------ Supplied entries
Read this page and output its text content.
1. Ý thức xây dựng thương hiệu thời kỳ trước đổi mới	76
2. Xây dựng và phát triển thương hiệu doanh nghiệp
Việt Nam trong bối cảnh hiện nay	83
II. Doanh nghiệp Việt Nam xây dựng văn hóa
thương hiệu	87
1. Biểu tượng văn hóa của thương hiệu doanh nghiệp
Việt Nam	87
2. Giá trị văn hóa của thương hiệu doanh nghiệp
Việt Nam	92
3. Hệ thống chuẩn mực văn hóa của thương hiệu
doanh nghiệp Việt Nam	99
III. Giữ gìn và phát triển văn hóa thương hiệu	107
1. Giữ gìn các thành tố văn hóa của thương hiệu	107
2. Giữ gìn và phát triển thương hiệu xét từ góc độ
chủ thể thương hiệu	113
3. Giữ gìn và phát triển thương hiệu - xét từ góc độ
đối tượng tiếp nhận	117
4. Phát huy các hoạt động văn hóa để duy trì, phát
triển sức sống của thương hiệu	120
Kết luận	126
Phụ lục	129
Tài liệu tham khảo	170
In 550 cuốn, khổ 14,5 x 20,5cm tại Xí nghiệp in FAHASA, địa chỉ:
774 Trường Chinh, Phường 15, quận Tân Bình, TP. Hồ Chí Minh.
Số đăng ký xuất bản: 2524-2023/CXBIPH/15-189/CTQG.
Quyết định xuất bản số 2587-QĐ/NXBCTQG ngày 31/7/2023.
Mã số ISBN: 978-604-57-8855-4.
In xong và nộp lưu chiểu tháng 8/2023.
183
------------
● The task
Return the full listing, character for character.

● Written answer
Read this page and output its text content.
1. Ý thức xây dựng thương hiệu thời kỳ trước đổi mới	76
2. Xây dựng và phát triển thương hiệu doanh nghiệp
Việt Nam trong bối cảnh hiện nay	83
II. Doanh nghiệp Việt Nam xây dựng văn hóa
thương hiệu	87
1. Biểu tượng văn hóa của thương hiệu doanh nghiệp
Việt Nam	87
2. Giá trị văn hóa của thương hiệu doanh nghiệp
Việt Nam	92
3. Hệ thống chuẩn mực văn hóa của thương hiệu
doanh nghiệp Việt Nam	99
III. Giữ gìn và phát triển văn hóa thương hiệu	107
1. Giữ gìn các thành tố văn hóa của thương hiệu	107
2. Giữ gìn và phát triển thương hiệu xét từ góc độ
chủ thể thương hiệu	113
3. Giữ gìn và phát triển thương hiệu - xét từ góc độ
đối tượng tiếp nhận	117
4. Phát huy các hoạt động văn hóa để duy trì, phát
triển sức sống của thương hiệu	120
Kết luận	126
Phụ lục	129
Tài liệu tham khảo	170
In 550 cuốn, khổ 14,5 x 20,5cm tại Xí nghiệp in FAHASA, địa chỉ:
774 Trường Chinh, Phường 15, quận Tân Bình, TP. Hồ Chí Minh.
Số đăng ký xuất bản: 2524-2023/CXBIPH/15-189/CTQG.
Quyết định xuất bản số 2587-QĐ/NXBCTQG ngày 31/7/2023.
Mã số ISBN: 978-604-57-8855-4.
In xong và nộp lưu chiểu tháng 8/2023.
183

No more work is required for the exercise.